- What the exercise asks: Filter the listing and keep only the lines with the word "this".

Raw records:
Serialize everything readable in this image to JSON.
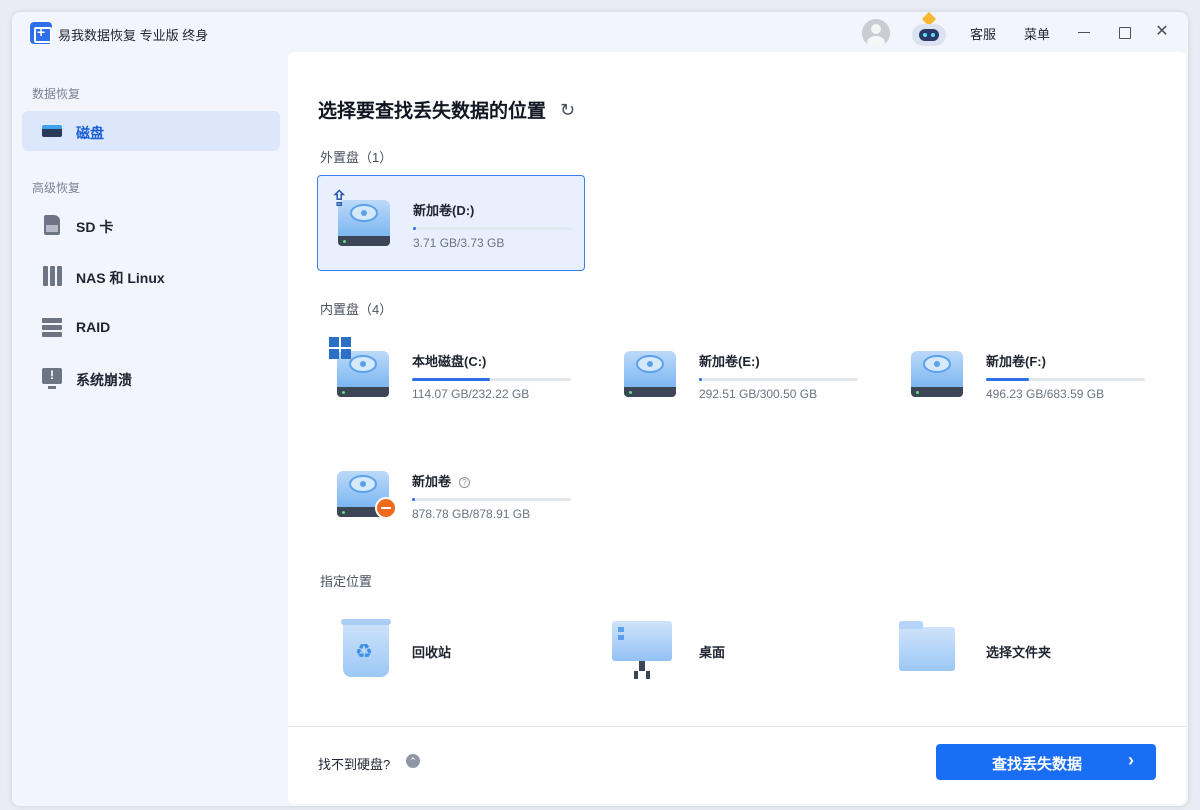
{
  "titlebar": {
    "app_title": "易我数据恢复 专业版 终身",
    "support_label": "客服",
    "menu_label": "菜单",
    "minimize_glyph": "",
    "maximize_glyph": "",
    "close_glyph": "✕"
  },
  "sidebar": {
    "section_data_recovery": "数据恢复",
    "section_advanced": "高级恢复",
    "items": [
      {
        "label": "磁盘",
        "icon": "disk-icon",
        "active": true
      },
      {
        "label": "SD 卡",
        "icon": "sd-card-icon"
      },
      {
        "label": "NAS 和 Linux",
        "icon": "nas-icon"
      },
      {
        "label": "RAID",
        "icon": "raid-icon"
      },
      {
        "label": "系统崩溃",
        "icon": "system-crash-icon"
      }
    ]
  },
  "main": {
    "title": "选择要查找丢失数据的位置",
    "refresh_glyph": "↻",
    "external_label": "外置盘（1）",
    "internal_label": "内置盘（4）",
    "location_label": "指定位置",
    "external_drives": [
      {
        "name": "新加卷(D:)",
        "size": "3.71 GB/3.73 GB",
        "used_fraction": 0.02,
        "badge": "usb-icon",
        "selected": true
      }
    ],
    "internal_drives": [
      {
        "name": "本地磁盘(C:)",
        "size": "114.07 GB/232.22 GB",
        "used_fraction": 0.49,
        "badge": "windows-icon"
      },
      {
        "name": "新加卷(E:)",
        "size": "292.51 GB/300.50 GB",
        "used_fraction": 0.02
      },
      {
        "name": "新加卷(F:)",
        "size": "496.23 GB/683.59 GB",
        "used_fraction": 0.27
      },
      {
        "name": "新加卷",
        "size": "878.78 GB/878.91 GB",
        "used_fraction": 0.02,
        "badge": "error-minus-icon",
        "help_glyph": "?"
      }
    ],
    "locations": [
      {
        "name": "回收站",
        "icon": "recycle-bin-icon",
        "glyph": "♻"
      },
      {
        "name": "桌面",
        "icon": "desktop-icon"
      },
      {
        "name": "选择文件夹",
        "icon": "folder-icon"
      }
    ]
  },
  "footer": {
    "no_disk_text": "找不到硬盘?",
    "toggle_glyph": "⌃",
    "scan_button_label": "查找丢失数据",
    "scan_arrow": "›"
  },
  "colors": {
    "accent": "#1a6ef5",
    "selected_bg": "#e8f0fd",
    "sidebar_active_bg": "#dce7fb",
    "error_badge": "#f06a1d"
  }
}
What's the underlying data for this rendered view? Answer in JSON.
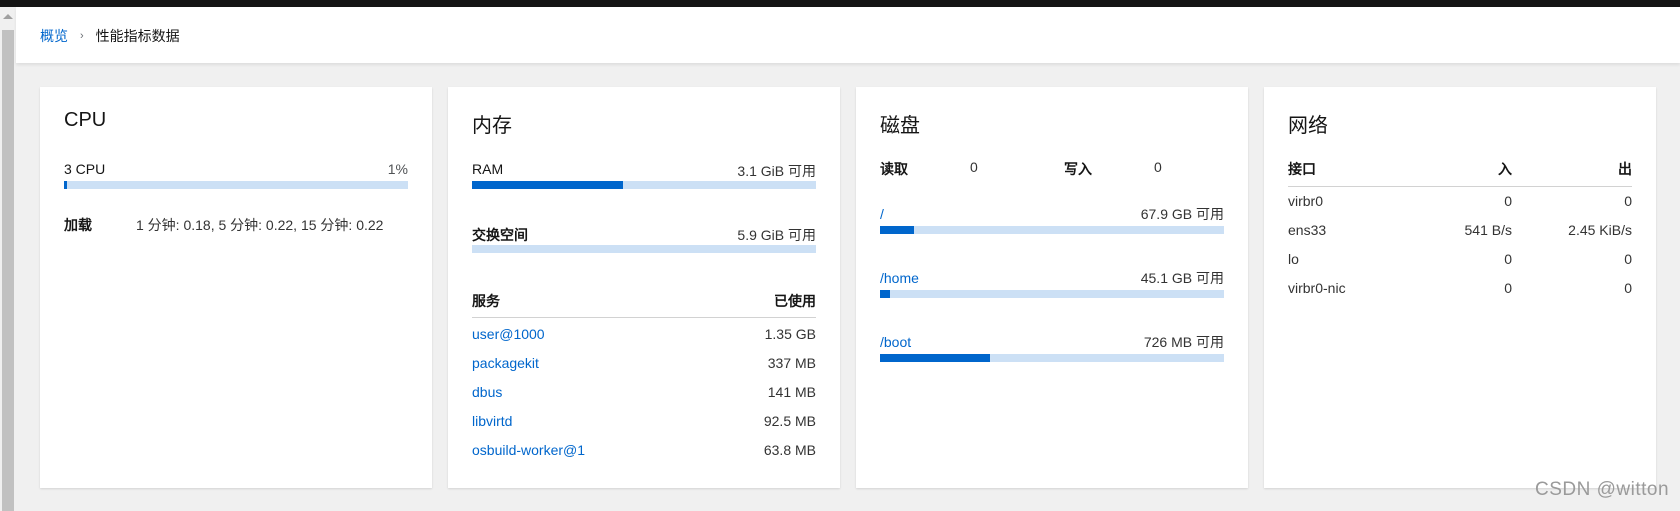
{
  "breadcrumb": {
    "parent": "概览",
    "separator": "›",
    "current": "性能指标数据"
  },
  "cpu": {
    "title": "CPU",
    "count_label": "3 CPU",
    "usage_text": "1%",
    "usage_percent": 1,
    "load_label": "加载",
    "load_value": "1 分钟: 0.18, 5 分钟: 0.22, 15 分钟: 0.22"
  },
  "memory": {
    "title": "内存",
    "ram_label": "RAM",
    "ram_available": "3.1 GiB 可用",
    "ram_used_percent": 44,
    "swap_label": "交换空间",
    "swap_available": "5.9 GiB 可用",
    "swap_used_percent": 0,
    "services_header": "服务",
    "used_header": "已使用",
    "services": [
      {
        "name": "user@1000",
        "used": "1.35 GB"
      },
      {
        "name": "packagekit",
        "used": "337 MB"
      },
      {
        "name": "dbus",
        "used": "141 MB"
      },
      {
        "name": "libvirtd",
        "used": "92.5 MB"
      },
      {
        "name": "osbuild-worker@1",
        "used": "63.8 MB"
      }
    ]
  },
  "disk": {
    "title": "磁盘",
    "read_label": "读取",
    "read_value": "0",
    "write_label": "写入",
    "write_value": "0",
    "mounts": [
      {
        "path": "/",
        "available": "67.9 GB 可用",
        "used_percent": 10
      },
      {
        "path": "/home",
        "available": "45.1 GB 可用",
        "used_percent": 3
      },
      {
        "path": "/boot",
        "available": "726 MB 可用",
        "used_percent": 32
      }
    ]
  },
  "network": {
    "title": "网络",
    "col_interface": "接口",
    "col_in": "入",
    "col_out": "出",
    "interfaces": [
      {
        "name": "virbr0",
        "in": "0",
        "out": "0"
      },
      {
        "name": "ens33",
        "in": "541 B/s",
        "out": "2.45 KiB/s"
      },
      {
        "name": "lo",
        "in": "0",
        "out": "0"
      },
      {
        "name": "virbr0-nic",
        "in": "0",
        "out": "0"
      }
    ]
  },
  "colors": {
    "accent": "#0066cc",
    "bar_track": "#cce0f5"
  },
  "watermark": "CSDN @witton"
}
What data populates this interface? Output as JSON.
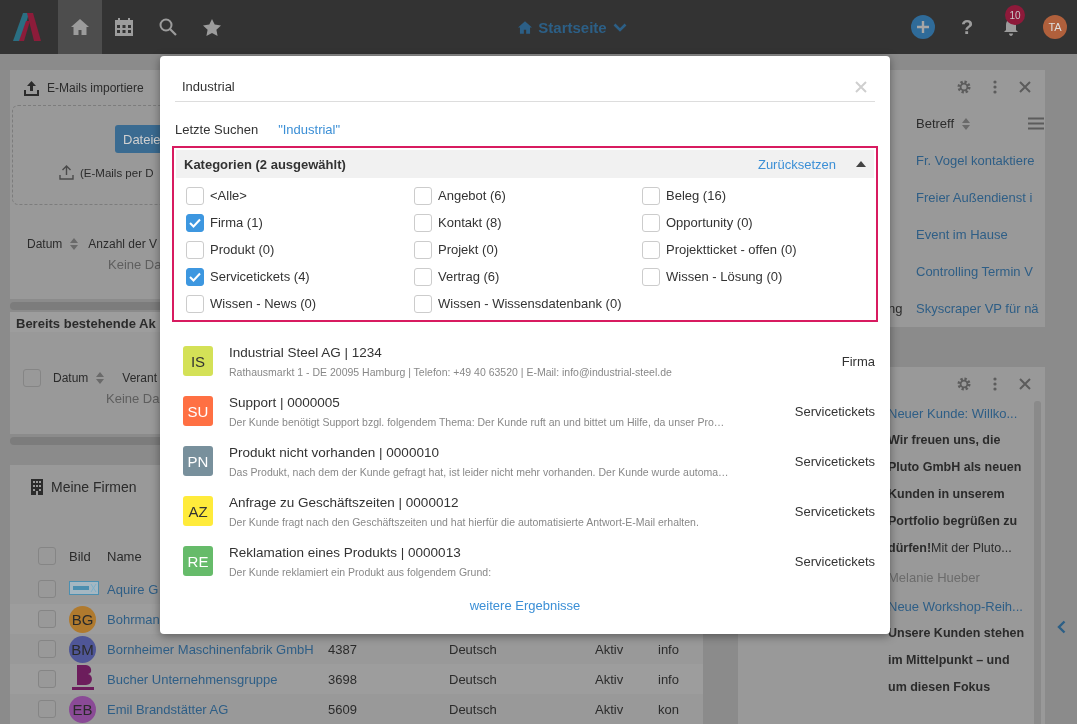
{
  "top_bar": {
    "nav": [
      {
        "kind": "home",
        "selected": true
      },
      {
        "kind": "calendar",
        "selected": false
      },
      {
        "kind": "search",
        "selected": false
      },
      {
        "kind": "favorites",
        "selected": false
      }
    ],
    "page_title": "Startseite",
    "help_label": "?",
    "notification_count": "10",
    "user_initials": "TA"
  },
  "email_import": {
    "title": "E-Mails importiere",
    "button": "Dateie",
    "hint": "(E-Mails per D",
    "columns": [
      "Datum",
      "Anzahl der V"
    ],
    "empty": "Keine Da"
  },
  "existing_activities": {
    "title": "Bereits bestehende Ak",
    "select_all_checked": false,
    "columns": [
      "Datum",
      "Verant"
    ],
    "empty": "Keine Da"
  },
  "companies": {
    "title": "Meine Firmen",
    "select_all_checked": false,
    "columns": [
      "Bild",
      "Name"
    ],
    "rows": [
      {
        "checked": false,
        "image": {
          "kind": "logo"
        },
        "name": "Aquire G"
      },
      {
        "checked": false,
        "image": {
          "kind": "initials",
          "initials": "BG",
          "color": "#b07a2e"
        },
        "name": "Bohrman"
      },
      {
        "checked": false,
        "image": {
          "kind": "initials",
          "initials": "BM",
          "color": "#4f5697"
        },
        "name": "Bornheimer Maschinenfabrik GmbH",
        "number": "4387",
        "language": "Deutsch",
        "status": "Aktiv",
        "column_6": "info"
      },
      {
        "checked": false,
        "image": {
          "kind": "logo"
        },
        "name": "Bucher Unternehmensgruppe",
        "number": "3698",
        "language": "Deutsch",
        "status": "Aktiv",
        "column_6": "info"
      },
      {
        "checked": false,
        "image": {
          "kind": "initials",
          "initials": "EB",
          "color": "#8a4a96"
        },
        "name": "Emil Brandstätter AG",
        "number": "5609",
        "language": "Deutsch",
        "status": "Aktiv",
        "column_6": "kon"
      }
    ]
  },
  "activities": {
    "columns": [
      "Betreff"
    ],
    "rows": [
      {
        "subject": "Fr. Vogel kontaktiere"
      },
      {
        "subject": "Freier Außendienst i"
      },
      {
        "subject": "Event im Hause"
      },
      {
        "subject": "Controlling Termin V"
      },
      {
        "column_1": "ng",
        "subject": "Skyscraper VP für nä"
      }
    ]
  },
  "news": {
    "items": [
      {
        "title": "Neuer Kunde: Willko...",
        "lead": "Wir freuen uns, die Pluto GmbH als neuen Kunden in unserem Portfolio begrüßen zu dürfen!",
        "text": "Mit der Pluto...",
        "author": "Melanie Hueber"
      },
      {
        "title": "Neue Workshop-Reih...",
        "lead": "Unsere Kunden stehen im Mittelpunkt – und um diesen Fokus"
      }
    ]
  },
  "search_dialog": {
    "query": "Industrial",
    "recent_label": "Letzte Suchen",
    "recent": [
      "\"Industrial\""
    ],
    "filter": {
      "title": "Kategorien (2 ausgewählt)",
      "reset": "Zurücksetzen",
      "expanded": true,
      "categories": [
        {
          "label": "<Alle>",
          "checked": false
        },
        {
          "label": "Angebot (6)",
          "checked": false
        },
        {
          "label": "Beleg (16)",
          "checked": false
        },
        {
          "label": "Firma (1)",
          "checked": true
        },
        {
          "label": "Kontakt (8)",
          "checked": false
        },
        {
          "label": "Opportunity (0)",
          "checked": false
        },
        {
          "label": "Produkt (0)",
          "checked": false
        },
        {
          "label": "Projekt (0)",
          "checked": false
        },
        {
          "label": "Projektticket - offen (0)",
          "checked": false
        },
        {
          "label": "Servicetickets (4)",
          "checked": true
        },
        {
          "label": "Vertrag (6)",
          "checked": false
        },
        {
          "label": "Wissen - Lösung (0)",
          "checked": false
        },
        {
          "label": "Wissen - News (0)",
          "checked": false
        },
        {
          "label": "Wissen - Wissensdatenbank (0)",
          "checked": false
        }
      ]
    },
    "results": [
      {
        "initials": "IS",
        "color": "#d4e157",
        "title": "Industrial Steel AG | 1234",
        "subtitle": "Rathausmarkt 1 - DE 20095 Hamburg | Telefon: +49 40 63520 | E-Mail: info@industrial-steel.de",
        "category": "Firma"
      },
      {
        "initials": "SU",
        "color": "#ff7043",
        "title": "Support | 0000005",
        "subtitle": "Der Kunde benötigt Support bzgl. folgendem Thema: Der Kunde ruft an und bittet um Hilfe, da unser Pro…",
        "category": "Servicetickets"
      },
      {
        "initials": "PN",
        "color": "#78909c",
        "title": "Produkt nicht vorhanden | 0000010",
        "subtitle": "Das Produkt, nach dem der Kunde gefragt hat, ist leider nicht mehr vorhanden. Der Kunde wurde automa…",
        "category": "Servicetickets"
      },
      {
        "initials": "AZ",
        "color": "#ffeb3b",
        "title": "Anfrage zu Geschäftszeiten | 0000012",
        "subtitle": "Der Kunde fragt nach den Geschäftszeiten und hat hierfür die automatisierte Antwort-E-Mail erhalten.",
        "category": "Servicetickets"
      },
      {
        "initials": "RE",
        "color": "#66bb6a",
        "title": "Reklamation eines Produkts | 0000013",
        "subtitle": "Der Kunde reklamiert ein Produkt aus folgendem Grund:",
        "category": "Servicetickets"
      }
    ],
    "more": "weitere Ergebnisse"
  }
}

- Correct answer:
Serialize everything readable in this image to JSON.
What's the underlying data for this rendered view? Answer in JSON.
What data populates this interface? Output as JSON.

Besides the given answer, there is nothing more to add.